▶ [What to work on]:
Write out the records word for word, with no pictures.

==============================

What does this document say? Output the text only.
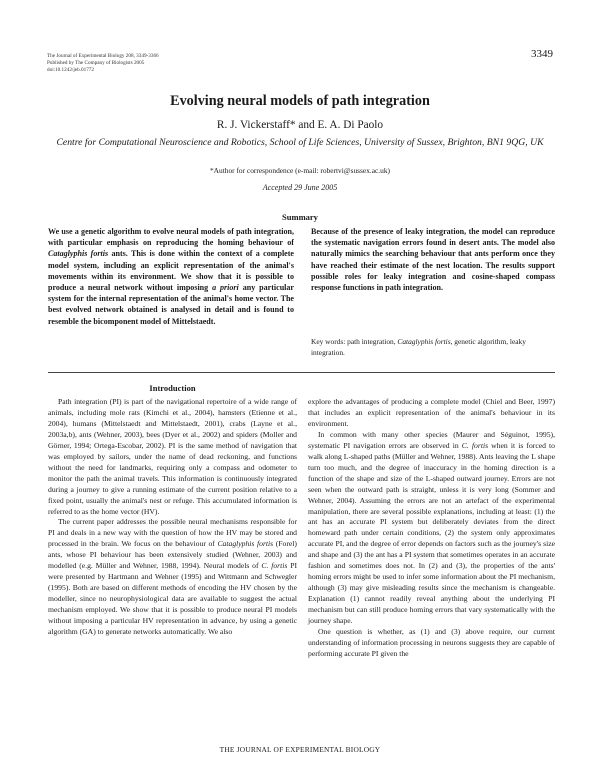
The Journal of Experimental Biology 208, 3349-3366
Published by The Company of Biologists 2005
doi:10.1242/jeb.01772
3349
Evolving neural models of path integration
R. J. Vickerstaff* and E. A. Di Paolo
Centre for Computational Neuroscience and Robotics, School of Life Sciences, University of Sussex, Brighton, BN1 9QG, UK
*Author for correspondence (e-mail: robertvi@sussex.ac.uk)
Accepted 29 June 2005
Summary
We use a genetic algorithm to evolve neural models of path integration, with particular emphasis on reproducing the homing behaviour of Cataglyphis fortis ants. This is done within the context of a complete model system, including an explicit representation of the animal's movements within its environment. We show that it is possible to produce a neural network without imposing a priori any particular system for the internal representation of the animal's home vector. The best evolved network obtained is analysed in detail and is found to resemble the bicomponent model of Mittelstaedt.
Because of the presence of leaky integration, the model can reproduce the systematic navigation errors found in desert ants. The model also naturally mimics the searching behaviour that ants perform once they have reached their estimate of the nest location. The results support possible roles for leaky integration and cosine-shaped compass response functions in path integration.
Key words: path integration, Cataglyphis fortis, genetic algorithm, leaky integration.
Introduction

Path integration (PI) is part of the navigational repertoire of a wide range of animals, including mole rats (Kimchi et al., 2004), hamsters (Etienne et al., 2004), humans (Mittelstaedt and Mittelstaedt, 2001), crabs (Layne et al., 2003a,b), ants (Wehner, 2003), bees (Dyer et al., 2002) and spiders (Moller and Görner, 1994; Ortega-Escobar, 2002). PI is the same method of navigation that was employed by sailors, under the name of dead reckoning, and functions without the need for landmarks, requiring only a compass and odometer to monitor the path the animal travels. This information is continuously integrated during a journey to give a running estimate of the current position relative to a fixed point, usually the animal's nest or refuge. This accumulated information is referred to as the home vector (HV).

The current paper addresses the possible neural mechanisms responsible for PI and deals in a new way with the question of how the HV may be stored and processed in the brain. We focus on the behaviour of Cataglyphis fortis (Forel) ants, whose PI behaviour has been extensively studied (Wehner, 2003) and modelled (e.g. Müller and Wehner, 1988, 1994). Neural models of C. fortis PI were presented by Hartmann and Wehner (1995) and Wittmann and Schwegler (1995). Both are based on different methods of encoding the HV chosen by the modeller, since no neurophysiological data are available to suggest the actual mechanism employed. We show that it is possible to produce neural PI models without imposing a particular HV representation in advance, by using a genetic algorithm (GA) to generate networks automatically. We also

explore the advantages of producing a complete model (Chiel and Beer, 1997) that includes an explicit representation of the animal's behaviour in its environment.

In common with many other species (Maurer and Séguinot, 1995), systematic PI navigation errors are observed in C. fortis when it is forced to walk along L-shaped paths (Müller and Wehner, 1988). Ants leaving the L shape turn too much, and the degree of inaccuracy in the homing direction is a function of the shape and size of the L-shaped outward journey. Errors are not seen when the outward path is straight, unless it is very long (Sommer and Wehner, 2004). Assuming the errors are not an artefact of the experimental manipulation, there are several possible explanations, including at least: (1) the ant has an accurate PI system but deliberately deviates from the direct homeward path under certain conditions, (2) the system only approximates accurate PI, and the degree of error depends on factors such as the journey's size and shape and (3) the ant has a PI system that sometimes operates in an accurate fashion and sometimes does not. In (2) and (3), the properties of the ants' homing errors might be used to infer some information about the PI mechanism, although (3) may give misleading results since the mechanism is changeable. Explanation (1) cannot readily reveal anything about the underlying PI mechanism but can still produce homing errors that vary systematically with the journey shape.

One question is whether, as (1) and (3) above require, our current understanding of information processing in neurons suggests they are capable of performing accurate PI given the

THE JOURNAL OF EXPERIMENTAL BIOLOGY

==============================

▶ [Exercise answer]:
What does this document say? Output the text only.
The Journal of Experimental Biology 208, 3349-3366
Published by The Company of Biologists 2005
doi:10.1242/jeb.01772
3349
Evolving neural models of path integration
R. J. Vickerstaff* and E. A. Di Paolo
Centre for Computational Neuroscience and Robotics, School of Life Sciences, University of Sussex, Brighton, BN1 9QG, UK
*Author for correspondence (e-mail: robertvi@sussex.ac.uk)
Accepted 29 June 2005
Summary
We use a genetic algorithm to evolve neural models of path integration, with particular emphasis on reproducing the homing behaviour of Cataglyphis fortis ants. This is done within the context of a complete model system, including an explicit representation of the animal's movements within its environment. We show that it is possible to produce a neural network without imposing a priori any particular system for the internal representation of the animal's home vector. The best evolved network obtained is analysed in detail and is found to resemble the bicomponent model of Mittelstaedt.
Because of the presence of leaky integration, the model can reproduce the systematic navigation errors found in desert ants. The model also naturally mimics the searching behaviour that ants perform once they have reached their estimate of the nest location. The results support possible roles for leaky integration and cosine-shaped compass response functions in path integration.
Key words: path integration, Cataglyphis fortis, genetic algorithm, leaky integration.
Introduction

Path integration (PI) is part of the navigational repertoire of a wide range of animals, including mole rats (Kimchi et al., 2004), hamsters (Etienne et al., 2004), humans (Mittelstaedt and Mittelstaedt, 2001), crabs (Layne et al., 2003a,b), ants (Wehner, 2003), bees (Dyer et al., 2002) and spiders (Moller and Görner, 1994; Ortega-Escobar, 2002). PI is the same method of navigation that was employed by sailors, under the name of dead reckoning, and functions without the need for landmarks, requiring only a compass and odometer to monitor the path the animal travels. This information is continuously integrated during a journey to give a running estimate of the current position relative to a fixed point, usually the animal's nest or refuge. This accumulated information is referred to as the home vector (HV).

The current paper addresses the possible neural mechanisms responsible for PI and deals in a new way with the question of how the HV may be stored and processed in the brain. We focus on the behaviour of Cataglyphis fortis (Forel) ants, whose PI behaviour has been extensively studied (Wehner, 2003) and modelled (e.g. Müller and Wehner, 1988, 1994). Neural models of C. fortis PI were presented by Hartmann and Wehner (1995) and Wittmann and Schwegler (1995). Both are based on different methods of encoding the HV chosen by the modeller, since no neurophysiological data are available to suggest the actual mechanism employed. We show that it is possible to produce neural PI models without imposing a particular HV representation in advance, by using a genetic algorithm (GA) to generate networks automatically. We also

explore the advantages of producing a complete model (Chiel and Beer, 1997) that includes an explicit representation of the animal's behaviour in its environment.

In common with many other species (Maurer and Séguinot, 1995), systematic PI navigation errors are observed in C. fortis when it is forced to walk along L-shaped paths (Müller and Wehner, 1988). Ants leaving the L shape turn too much, and the degree of inaccuracy in the homing direction is a function of the shape and size of the L-shaped outward journey. Errors are not seen when the outward path is straight, unless it is very long (Sommer and Wehner, 2004). Assuming the errors are not an artefact of the experimental manipulation, there are several possible explanations, including at least: (1) the ant has an accurate PI system but deliberately deviates from the direct homeward path under certain conditions, (2) the system only approximates accurate PI, and the degree of error depends on factors such as the journey's size and shape and (3) the ant has a PI system that sometimes operates in an accurate fashion and sometimes does not. In (2) and (3), the properties of the ants' homing errors might be used to infer some information about the PI mechanism, although (3) may give misleading results since the mechanism is changeable. Explanation (1) cannot readily reveal anything about the underlying PI mechanism but can still produce homing errors that vary systematically with the journey shape.

One question is whether, as (1) and (3) above require, our current understanding of information processing in neurons suggests they are capable of performing accurate PI given the

THE JOURNAL OF EXPERIMENTAL BIOLOGY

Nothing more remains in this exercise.